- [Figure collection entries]
::::::::::

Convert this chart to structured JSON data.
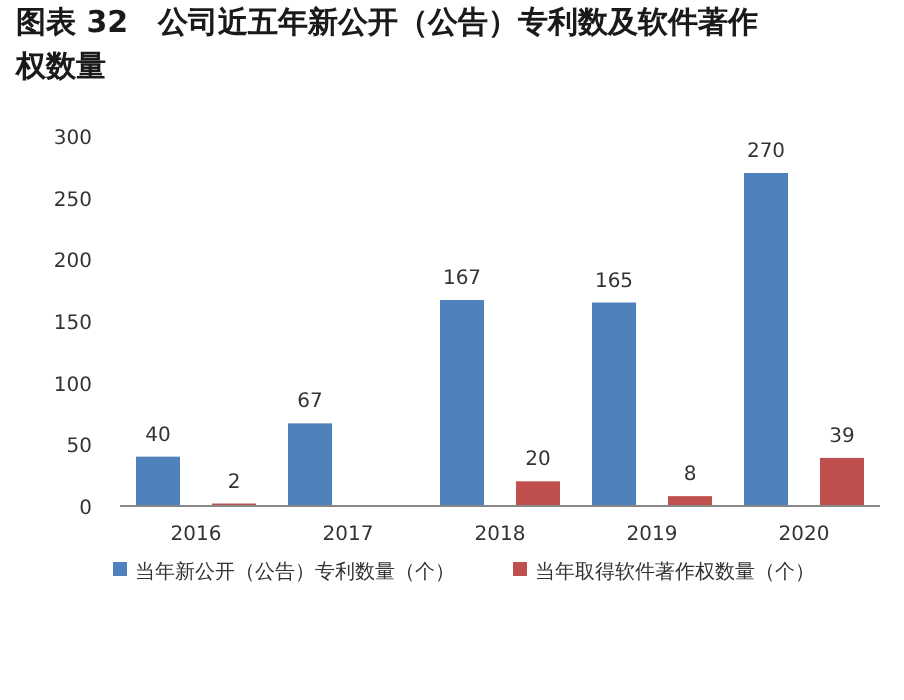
{
  "chart_data": {
    "type": "bar",
    "title": "图表 32　公司近五年新公开（公告）专利数及软件著作权数量",
    "categories": [
      "2016",
      "2017",
      "2018",
      "2019",
      "2020"
    ],
    "series": [
      {
        "name": "当年新公开（公告）专利数量（个）",
        "color": "#4f81bd",
        "values": [
          40,
          67,
          167,
          165,
          270
        ]
      },
      {
        "name": "当年取得软件著作权数量（个）",
        "color": "#c0504d",
        "values": [
          2,
          null,
          20,
          8,
          39
        ]
      }
    ],
    "ylim": [
      0,
      300
    ],
    "yticks": [
      0,
      50,
      100,
      150,
      200,
      250,
      300
    ],
    "data_labels": true,
    "grid": false,
    "legend": "bottom"
  }
}
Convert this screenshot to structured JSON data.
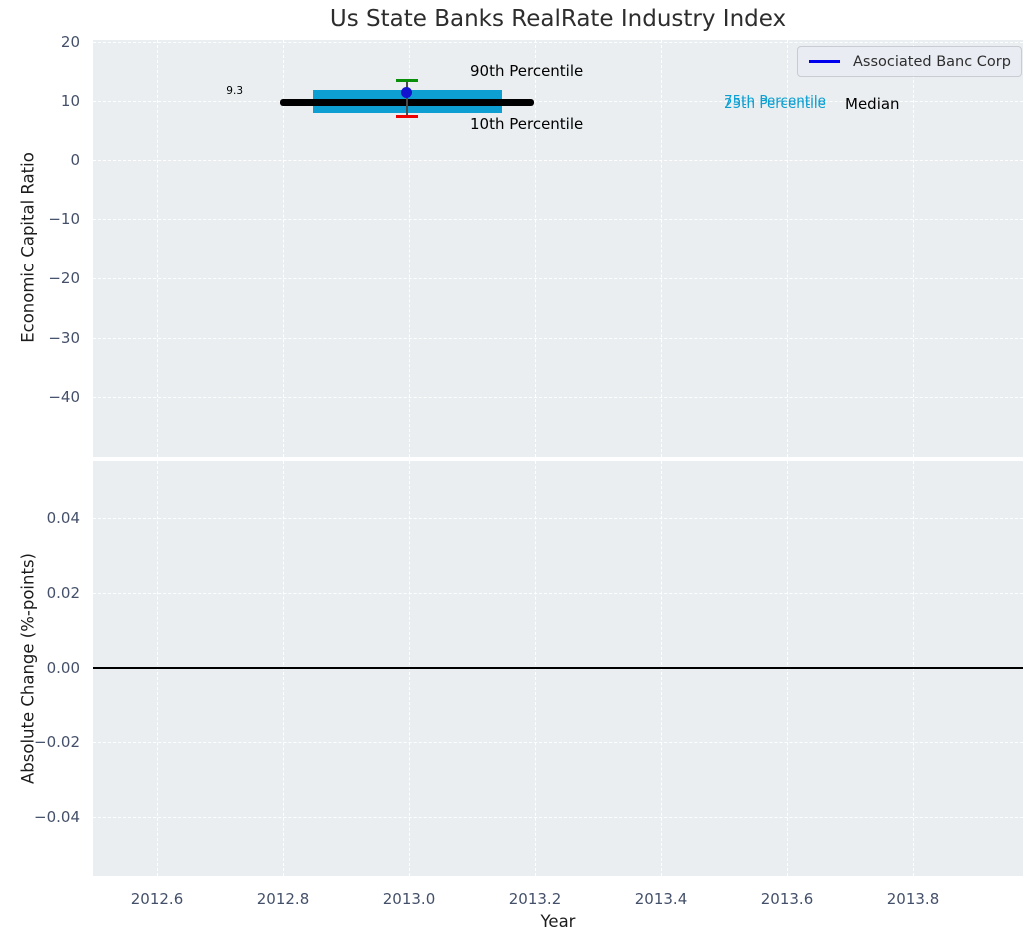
{
  "title": "Us State Banks RealRate Industry Index",
  "legend": {
    "label": "Associated Banc Corp",
    "line_color": "#0000ee"
  },
  "top_chart": {
    "ylabel": "Economic Capital Ratio",
    "yticks": [
      "20",
      "10",
      "0",
      "−10",
      "−20",
      "−30",
      "−40"
    ],
    "labels": {
      "median_value": "9.3",
      "p90": "90th Percentile",
      "p10": "10th Percentile",
      "p75": "75th Percentile",
      "p25": "25th Percentile",
      "median": "Median"
    }
  },
  "bottom_chart": {
    "ylabel": "Absolute Change (%-points)",
    "yticks": [
      "0.04",
      "0.02",
      "0.00",
      "−0.02",
      "−0.04"
    ]
  },
  "x_axis": {
    "label": "Year",
    "ticks": [
      "2012.6",
      "2012.8",
      "2013.0",
      "2013.2",
      "2013.4",
      "2013.6",
      "2013.8"
    ]
  },
  "colors": {
    "axes_background": "#eaeef0",
    "grid": "#ffffff",
    "tick_label": "#44506a",
    "iqr_band": "#0d9fd1",
    "median_line": "#000000",
    "p90_cap": "#0a8f0a",
    "p10_cap": "#ee0000",
    "company_point": "#1313cf"
  },
  "chart_data": [
    {
      "type": "line",
      "title": "Us State Banks RealRate Industry Index",
      "xlabel": "Year",
      "ylabel": "Economic Capital Ratio",
      "xlim": [
        2012.5,
        2013.97
      ],
      "ylim": [
        -50.5,
        20.5
      ],
      "xticks": [
        2012.6,
        2012.8,
        2013.0,
        2013.2,
        2013.4,
        2013.6,
        2013.8
      ],
      "yticks": [
        20,
        10,
        0,
        -10,
        -20,
        -30,
        -40
      ],
      "grid": "dashed-white-both-axes",
      "legend_position": "upper right",
      "series": [
        {
          "name": "Associated Banc Corp",
          "style": "point",
          "color": "#0000ff",
          "x": [
            2013.0
          ],
          "y": [
            11.3
          ]
        },
        {
          "name": "Median",
          "style": "thick line",
          "color": "#000000",
          "x": [
            2012.8,
            2013.2
          ],
          "y": [
            9.3,
            9.3
          ]
        },
        {
          "name": "25th-75th Percentile band",
          "style": "thick band",
          "color": "#0d9fd1",
          "x": [
            2012.85,
            2013.15
          ],
          "y_low": 9.0,
          "y_high": 9.6
        },
        {
          "name": "90th Percentile",
          "style": "errorbar cap",
          "color": "#0a8f0a",
          "x": [
            2013.0
          ],
          "y": [
            13.5
          ]
        },
        {
          "name": "10th Percentile",
          "style": "errorbar cap",
          "color": "#ee0000",
          "x": [
            2013.0
          ],
          "y": [
            7.4
          ]
        }
      ],
      "annotations": [
        {
          "text": "9.3",
          "x": 2012.73,
          "y": 9.3,
          "color": "#000000"
        },
        {
          "text": "90th Percentile",
          "x": 2013.1,
          "y": 14.9,
          "color": "#000000"
        },
        {
          "text": "10th Percentile",
          "x": 2013.1,
          "y": 6.0,
          "color": "#000000"
        },
        {
          "text": "75th Percentile",
          "x": 2013.5,
          "y": 9.6,
          "color": "#0d9fd1"
        },
        {
          "text": "25th Percentile",
          "x": 2013.5,
          "y": 9.1,
          "color": "#0d9fd1"
        },
        {
          "text": "Median",
          "x": 2013.69,
          "y": 9.3,
          "color": "#000000"
        }
      ]
    },
    {
      "type": "line",
      "xlabel": "Year",
      "ylabel": "Absolute Change (%-points)",
      "xlim": [
        2012.5,
        2013.97
      ],
      "ylim": [
        -0.056,
        0.055
      ],
      "xticks": [
        2012.6,
        2012.8,
        2013.0,
        2013.2,
        2013.4,
        2013.6,
        2013.8
      ],
      "yticks": [
        0.04,
        0.02,
        0.0,
        -0.02,
        -0.04
      ],
      "grid": "dashed-white-both-axes",
      "series": [
        {
          "name": "zero line",
          "style": "solid line",
          "color": "#000000",
          "x": [
            2012.5,
            2013.97
          ],
          "y": [
            0,
            0
          ]
        }
      ]
    }
  ]
}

::::::::::

- [Exercise prompt] From the listing, extract all text exactly as given and drop any picture.

- [Result of the task]
Convert this chart to structured JSON data.
{
  "chart_data": {
    "type": "bar",
    "title": "图表 32　公司近五年新公开（公告）专利数及软件著作权数量",
    "categories": [
      "2016",
      "2017",
      "2018",
      "2019",
      "2020"
    ],
    "series": [
      {
        "name": "当年新公开（公告）专利数量（个）",
        "color": "#4f81bd",
        "values": [
          40,
          67,
          167,
          165,
          270
        ]
      },
      {
        "name": "当年取得软件著作权数量（个）",
        "color": "#c0504d",
        "values": [
          2,
          null,
          20,
          8,
          39
        ]
      }
    ],
    "ylim": [
      0,
      300
    ],
    "yticks": [
      0,
      50,
      100,
      150,
      200,
      250,
      300
    ],
    "data_labels": true,
    "grid": false,
    "legend": "bottom"
  }
}
Convert this screenshot to structured JSON data.
{
  "title": "Us State Banks RealRate Industry Index",
  "legend": {
    "label": "Associated Banc Corp",
    "line_color": "#0000ee"
  },
  "top_chart": {
    "ylabel": "Economic Capital Ratio",
    "yticks": [
      "20",
      "10",
      "0",
      "−10",
      "−20",
      "−30",
      "−40"
    ],
    "labels": {
      "median_value": "9.3",
      "p90": "90th Percentile",
      "p10": "10th Percentile",
      "p75": "75th Percentile",
      "p25": "25th Percentile",
      "median": "Median"
    }
  },
  "bottom_chart": {
    "ylabel": "Absolute Change (%-points)",
    "yticks": [
      "0.04",
      "0.02",
      "0.00",
      "−0.02",
      "−0.04"
    ]
  },
  "x_axis": {
    "label": "Year",
    "ticks": [
      "2012.6",
      "2012.8",
      "2013.0",
      "2013.2",
      "2013.4",
      "2013.6",
      "2013.8"
    ]
  },
  "colors": {
    "axes_background": "#eaeef0",
    "grid": "#ffffff",
    "tick_label": "#44506a",
    "iqr_band": "#0d9fd1",
    "median_line": "#000000",
    "p90_cap": "#0a8f0a",
    "p10_cap": "#ee0000",
    "company_point": "#1313cf"
  },
  "chart_data": [
    {
      "type": "line",
      "title": "Us State Banks RealRate Industry Index",
      "xlabel": "Year",
      "ylabel": "Economic Capital Ratio",
      "xlim": [
        2012.5,
        2013.97
      ],
      "ylim": [
        -50.5,
        20.5
      ],
      "xticks": [
        2012.6,
        2012.8,
        2013.0,
        2013.2,
        2013.4,
        2013.6,
        2013.8
      ],
      "yticks": [
        20,
        10,
        0,
        -10,
        -20,
        -30,
        -40
      ],
      "grid": "dashed-white-both-axes",
      "legend_position": "upper right",
      "series": [
        {
          "name": "Associated Banc Corp",
          "style": "point",
          "color": "#0000ff",
          "x": [
            2013.0
          ],
          "y": [
            11.3
          ]
        },
        {
          "name": "Median",
          "style": "thick line",
          "color": "#000000",
          "x": [
            2012.8,
            2013.2
          ],
          "y": [
            9.3,
            9.3
          ]
        },
        {
          "name": "25th-75th Percentile band",
          "style": "thick band",
          "color": "#0d9fd1",
          "x": [
            2012.85,
            2013.15
          ],
          "y_low": 9.0,
          "y_high": 9.6
        },
        {
          "name": "90th Percentile",
          "style": "errorbar cap",
          "color": "#0a8f0a",
          "x": [
            2013.0
          ],
          "y": [
            13.5
          ]
        },
        {
          "name": "10th Percentile",
          "style": "errorbar cap",
          "color": "#ee0000",
          "x": [
            2013.0
          ],
          "y": [
            7.4
          ]
        }
      ],
      "annotations": [
        {
          "text": "9.3",
          "x": 2012.73,
          "y": 9.3,
          "color": "#000000"
        },
        {
          "text": "90th Percentile",
          "x": 2013.1,
          "y": 14.9,
          "color": "#000000"
        },
        {
          "text": "10th Percentile",
          "x": 2013.1,
          "y": 6.0,
          "color": "#000000"
        },
        {
          "text": "75th Percentile",
          "x": 2013.5,
          "y": 9.6,
          "color": "#0d9fd1"
        },
        {
          "text": "25th Percentile",
          "x": 2013.5,
          "y": 9.1,
          "color": "#0d9fd1"
        },
        {
          "text": "Median",
          "x": 2013.69,
          "y": 9.3,
          "color": "#000000"
        }
      ]
    },
    {
      "type": "line",
      "xlabel": "Year",
      "ylabel": "Absolute Change (%-points)",
      "xlim": [
        2012.5,
        2013.97
      ],
      "ylim": [
        -0.056,
        0.055
      ],
      "xticks": [
        2012.6,
        2012.8,
        2013.0,
        2013.2,
        2013.4,
        2013.6,
        2013.8
      ],
      "yticks": [
        0.04,
        0.02,
        0.0,
        -0.02,
        -0.04
      ],
      "grid": "dashed-white-both-axes",
      "series": [
        {
          "name": "zero line",
          "style": "solid line",
          "color": "#000000",
          "x": [
            2012.5,
            2013.97
          ],
          "y": [
            0,
            0
          ]
        }
      ]
    }
  ]
}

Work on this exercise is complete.